Omit every image, and transcribe the remaining entries exactly as given.
***** AVAILABLE DATA
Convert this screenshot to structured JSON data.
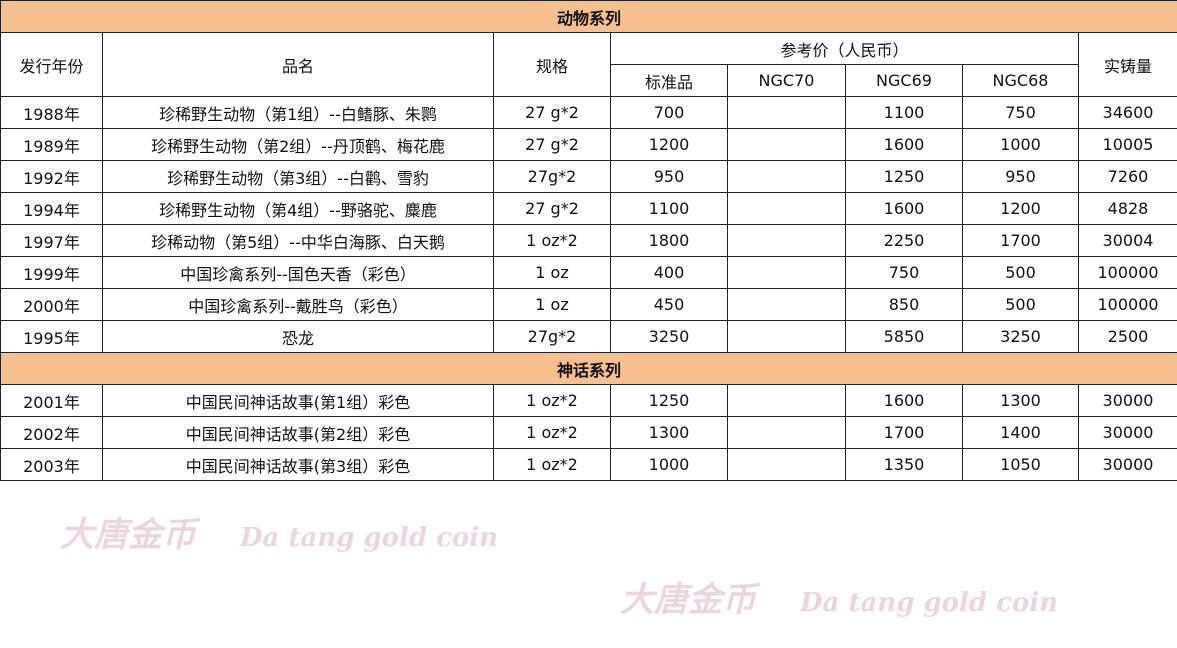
{
  "sections": [
    {
      "title": "动物系列",
      "rows": [
        {
          "year": "1988年",
          "name": "珍稀野生动物（第1组）--白鳍豚、朱鹮",
          "spec": "27 g*2",
          "std": "700",
          "ngc70": "",
          "ngc69": "1100",
          "ngc68": "750",
          "mintage": "34600"
        },
        {
          "year": "1989年",
          "name": "珍稀野生动物（第2组）--丹顶鹤、梅花鹿",
          "spec": "27 g*2",
          "std": "1200",
          "ngc70": "",
          "ngc69": "1600",
          "ngc68": "1000",
          "mintage": "10005"
        },
        {
          "year": "1992年",
          "name": "珍稀野生动物（第3组）--白鹳、雪豹",
          "spec": "27g*2",
          "std": "950",
          "ngc70": "",
          "ngc69": "1250",
          "ngc68": "950",
          "mintage": "7260"
        },
        {
          "year": "1994年",
          "name": "珍稀野生动物（第4组）--野骆驼、麋鹿",
          "spec": "27 g*2",
          "std": "1100",
          "ngc70": "",
          "ngc69": "1600",
          "ngc68": "1200",
          "mintage": "4828"
        },
        {
          "year": "1997年",
          "name": "珍稀动物（第5组）--中华白海豚、白天鹅",
          "spec": "1 oz*2",
          "std": "1800",
          "ngc70": "",
          "ngc69": "2250",
          "ngc68": "1700",
          "mintage": "30004"
        },
        {
          "year": "1999年",
          "name": "中国珍禽系列--国色天香（彩色）",
          "spec": "1 oz",
          "std": "400",
          "ngc70": "",
          "ngc69": "750",
          "ngc68": "500",
          "mintage": "100000"
        },
        {
          "year": "2000年",
          "name": "中国珍禽系列--戴胜鸟（彩色）",
          "spec": "1 oz",
          "std": "450",
          "ngc70": "",
          "ngc69": "850",
          "ngc68": "500",
          "mintage": "100000"
        },
        {
          "year": "1995年",
          "name": "恐龙",
          "spec": "27g*2",
          "std": "3250",
          "ngc70": "",
          "ngc69": "5850",
          "ngc68": "3250",
          "mintage": "2500"
        }
      ]
    },
    {
      "title": "神话系列",
      "rows": [
        {
          "year": "2001年",
          "name": "中国民间神话故事(第1组）彩色",
          "spec": "1 oz*2",
          "std": "1250",
          "ngc70": "",
          "ngc69": "1600",
          "ngc68": "1300",
          "mintage": "30000"
        },
        {
          "year": "2002年",
          "name": "中国民间神话故事(第2组）彩色",
          "spec": "1 oz*2",
          "std": "1300",
          "ngc70": "",
          "ngc69": "1700",
          "ngc68": "1400",
          "mintage": "30000"
        },
        {
          "year": "2003年",
          "name": "中国民间神话故事(第3组）彩色",
          "spec": "1 oz*2",
          "std": "1000",
          "ngc70": "",
          "ngc69": "1350",
          "ngc68": "1050",
          "mintage": "30000"
        }
      ]
    }
  ],
  "header": {
    "year": "发行年份",
    "name": "品名",
    "spec": "规格",
    "price": "参考价（人民币）",
    "std": "标准品",
    "ngc70": "NGC70",
    "ngc69": "NGC69",
    "ngc68": "NGC68",
    "mintage": "实铸量"
  },
  "watermark": [
    "大唐金币",
    "Da tang gold coin"
  ],
  "colors": {
    "section_bg": "#f8bf8f",
    "border": "#222222"
  }
}
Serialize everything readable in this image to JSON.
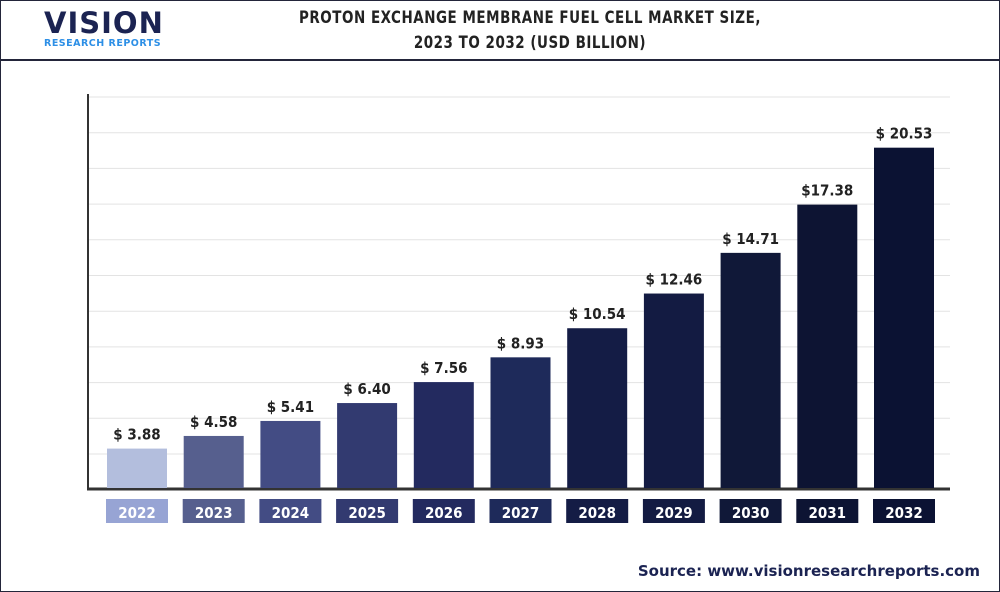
{
  "header": {
    "logo_main": "VISION",
    "logo_sub": "RESEARCH REPORTS",
    "title_line1": "PROTON EXCHANGE MEMBRANE FUEL CELL MARKET SIZE,",
    "title_line2": "2023 TO 2032 (USD BILLION)"
  },
  "source": "Source: www.visionresearchreports.com",
  "chart_data": {
    "type": "bar",
    "title": "PROTON EXCHANGE MEMBRANE FUEL CELL MARKET SIZE, 2023 TO 2032 (USD BILLION)",
    "categories": [
      "2022",
      "2023",
      "2024",
      "2025",
      "2026",
      "2027",
      "2028",
      "2029",
      "2030",
      "2031",
      "2032"
    ],
    "values": [
      3.88,
      4.58,
      5.41,
      6.4,
      7.56,
      8.93,
      10.54,
      12.46,
      14.71,
      17.38,
      20.53
    ],
    "data_labels": [
      "$ 3.88",
      "$ 4.58",
      "$ 5.41",
      "$ 6.40",
      "$ 7.56",
      "$ 8.93",
      "$ 10.54",
      "$ 12.46",
      "$ 14.71",
      "$17.38",
      "$ 20.53"
    ],
    "colors": [
      "#b3bedd",
      "#565f8e",
      "#434c84",
      "#323a70",
      "#232a5f",
      "#1e2a5a",
      "#141c45",
      "#131b42",
      "#101838",
      "#0d1433",
      "#0b1233"
    ],
    "ylim": [
      1.7,
      23.5
    ],
    "grid": true,
    "legend": "none"
  }
}
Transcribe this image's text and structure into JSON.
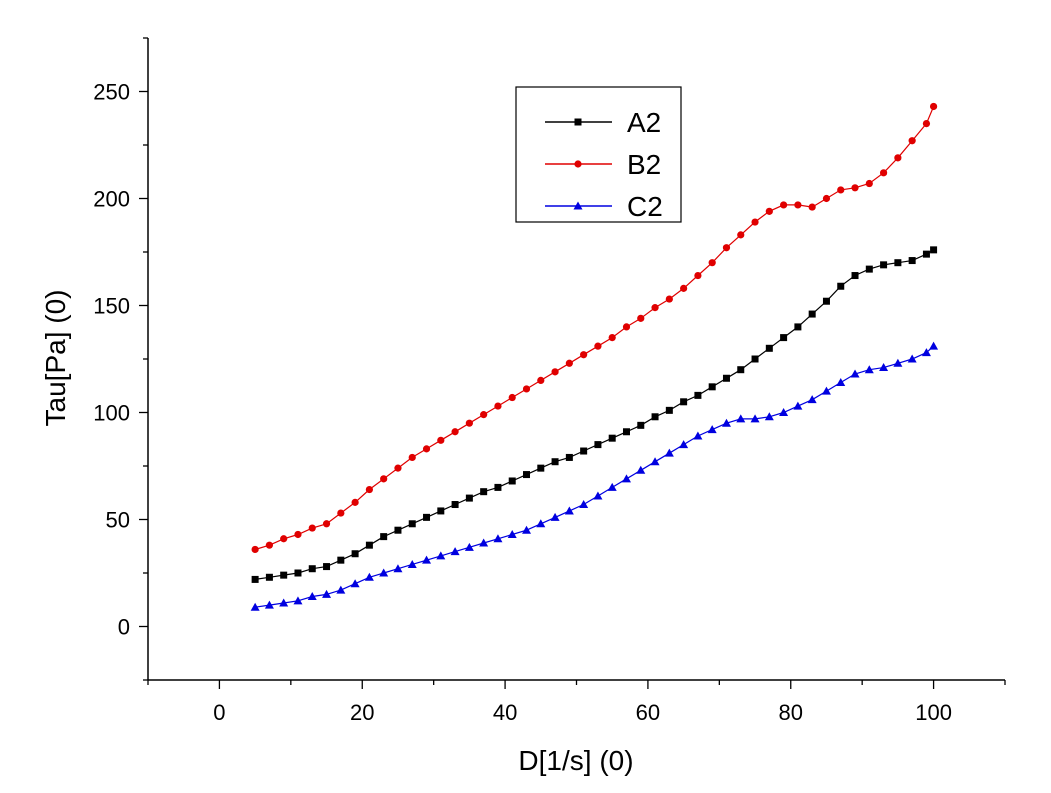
**********
TASK RESULT:
Convert this screenshot to structured JSON data.
{
  "sections": [
    {
      "title": "动物系列",
      "rows": [
        {
          "year": "1988年",
          "name": "珍稀野生动物（第1组）--白鳍豚、朱鹮",
          "spec": "27 g*2",
          "std": "700",
          "ngc70": "",
          "ngc69": "1100",
          "ngc68": "750",
          "mintage": "34600"
        },
        {
          "year": "1989年",
          "name": "珍稀野生动物（第2组）--丹顶鹤、梅花鹿",
          "spec": "27 g*2",
          "std": "1200",
          "ngc70": "",
          "ngc69": "1600",
          "ngc68": "1000",
          "mintage": "10005"
        },
        {
          "year": "1992年",
          "name": "珍稀野生动物（第3组）--白鹳、雪豹",
          "spec": "27g*2",
          "std": "950",
          "ngc70": "",
          "ngc69": "1250",
          "ngc68": "950",
          "mintage": "7260"
        },
        {
          "year": "1994年",
          "name": "珍稀野生动物（第4组）--野骆驼、麋鹿",
          "spec": "27 g*2",
          "std": "1100",
          "ngc70": "",
          "ngc69": "1600",
          "ngc68": "1200",
          "mintage": "4828"
        },
        {
          "year": "1997年",
          "name": "珍稀动物（第5组）--中华白海豚、白天鹅",
          "spec": "1 oz*2",
          "std": "1800",
          "ngc70": "",
          "ngc69": "2250",
          "ngc68": "1700",
          "mintage": "30004"
        },
        {
          "year": "1999年",
          "name": "中国珍禽系列--国色天香（彩色）",
          "spec": "1 oz",
          "std": "400",
          "ngc70": "",
          "ngc69": "750",
          "ngc68": "500",
          "mintage": "100000"
        },
        {
          "year": "2000年",
          "name": "中国珍禽系列--戴胜鸟（彩色）",
          "spec": "1 oz",
          "std": "450",
          "ngc70": "",
          "ngc69": "850",
          "ngc68": "500",
          "mintage": "100000"
        },
        {
          "year": "1995年",
          "name": "恐龙",
          "spec": "27g*2",
          "std": "3250",
          "ngc70": "",
          "ngc69": "5850",
          "ngc68": "3250",
          "mintage": "2500"
        }
      ]
    },
    {
      "title": "神话系列",
      "rows": [
        {
          "year": "2001年",
          "name": "中国民间神话故事(第1组）彩色",
          "spec": "1 oz*2",
          "std": "1250",
          "ngc70": "",
          "ngc69": "1600",
          "ngc68": "1300",
          "mintage": "30000"
        },
        {
          "year": "2002年",
          "name": "中国民间神话故事(第2组）彩色",
          "spec": "1 oz*2",
          "std": "1300",
          "ngc70": "",
          "ngc69": "1700",
          "ngc68": "1400",
          "mintage": "30000"
        },
        {
          "year": "2003年",
          "name": "中国民间神话故事(第3组）彩色",
          "spec": "1 oz*2",
          "std": "1000",
          "ngc70": "",
          "ngc69": "1350",
          "ngc68": "1050",
          "mintage": "30000"
        }
      ]
    }
  ],
  "header": {
    "year": "发行年份",
    "name": "品名",
    "spec": "规格",
    "price": "参考价（人民币）",
    "std": "标准品",
    "ngc70": "NGC70",
    "ngc69": "NGC69",
    "ngc68": "NGC68",
    "mintage": "实铸量"
  },
  "watermark": [
    "大唐金币",
    "Da tang gold coin"
  ],
  "colors": {
    "section_bg": "#f8bf8f",
    "border": "#222222"
  }
}
Serialize everything readable in this image to JSON.
{
  "header": {
    "logo_main": "VISION",
    "logo_sub": "RESEARCH REPORTS",
    "title_line1": "PROTON EXCHANGE MEMBRANE FUEL CELL MARKET SIZE,",
    "title_line2": "2023 TO 2032 (USD BILLION)"
  },
  "source": "Source: www.visionresearchreports.com",
  "chart_data": {
    "type": "bar",
    "title": "PROTON EXCHANGE MEMBRANE FUEL CELL MARKET SIZE, 2023 TO 2032 (USD BILLION)",
    "categories": [
      "2022",
      "2023",
      "2024",
      "2025",
      "2026",
      "2027",
      "2028",
      "2029",
      "2030",
      "2031",
      "2032"
    ],
    "values": [
      3.88,
      4.58,
      5.41,
      6.4,
      7.56,
      8.93,
      10.54,
      12.46,
      14.71,
      17.38,
      20.53
    ],
    "data_labels": [
      "$ 3.88",
      "$ 4.58",
      "$ 5.41",
      "$ 6.40",
      "$ 7.56",
      "$ 8.93",
      "$ 10.54",
      "$ 12.46",
      "$ 14.71",
      "$17.38",
      "$ 20.53"
    ],
    "colors": [
      "#b3bedd",
      "#565f8e",
      "#434c84",
      "#323a70",
      "#232a5f",
      "#1e2a5a",
      "#141c45",
      "#131b42",
      "#101838",
      "#0d1433",
      "#0b1233"
    ],
    "ylim": [
      1.7,
      23.5
    ],
    "grid": true,
    "legend": "none"
  }
}
Transcribe this image's text and structure into JSON.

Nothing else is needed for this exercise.